> ФРАГМЕНТ ТЕКСТА
_ _ _

Древнегреческий поэт Пиндар (VI-V вв. до н. э.) утверждал: «Ни сушей, ни морем не найдёшь ты дорогу в Гиперборею». Миф о Гиперборее смыкается с преданиями Веданты и Ригведы о горе Меру и древнейшем сакральном центре на севере — в XIX-XX вв. мыслители-традиционалисты собрали и систематизировали всю информацию из разных культур, указывающих на сходные мифы и предания[23].

Тема эта поднималась и христианскими авторами. Так, новгородский епископ св. Василий Калика (XIV в.) в своём письме к тверскому владыке Фёдору утверждает о существовании наряду с небесным («мысленным») раем — рая земного, невидимого для обычных людей. Новгородский владыка ссылался на экспедицию Моислава Новгородца, достигшую этого рая. И рай сей, по словам владыки, находится где-то на севере, на высоких горах.

Он осиян небывалой красой — «многочасьтным» светом, а на вершине одной из гор чудесной лазоревой краской написан Деисус (изображение Христа, Богородицы и Иоанна Крестителя). До путешественников, сумевших, в силу духовной чистоты, добраться до чудесной северной земли и увидеть ее красоты, доносились сладчайшее пение и веселые возгласы.

В средневековом сознании сакральная история имеет не только в прошлом, но и в пространстве («сакральная география») свои координаты, оси которых сходятся в недоступном для грешного мира центре. Там сохраняются райские реалии, потерянные человеком в результате метакосмической катастрофы, известной как грехопадение.

Именно этот центр и вращает круг бытия, направляя историю по кольцу или спирали, так что события в некотором смысле повторяются и нанизываются на единую священно-историческую нить (невидимую «цепь миров», сакральную ось, сутратму на языке традиционалистов), при этом полное прохождение цикла, если оно осознается, символизирует возвращение к Первоначалу[24].

У незримой, сакральной страны должен быть свой правитель, который является Царём Мира. В разных традициях называют разные его имена — Вайшванара («Всечеловек»), «Чакравартин» и др. В библейской традиции он известен как Мелхиседек — «царь Салимский», «священник Бога Всевышнего» (Быт. 14, 18).

_ _ _

> ИСХОДНЫЕ ДАННЫЕ
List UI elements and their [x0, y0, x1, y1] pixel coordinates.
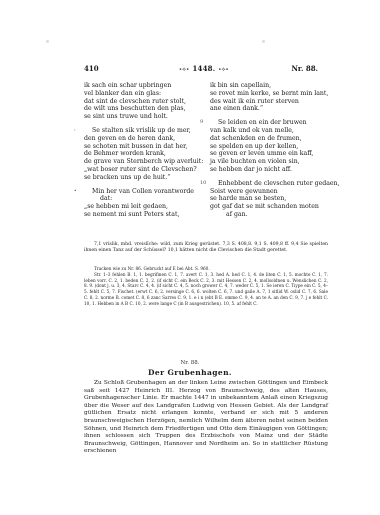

_ _ _

> ВАША ЗАДАЧА
Перечислите все имена Царя Мира, которые приводятся во фрагменте о Гиперборее и земном рае. Для выполнения используйте только сведения из фрагмента.

> ОТВЕТ
Вайшванара, Чакравартин, Мелхиседек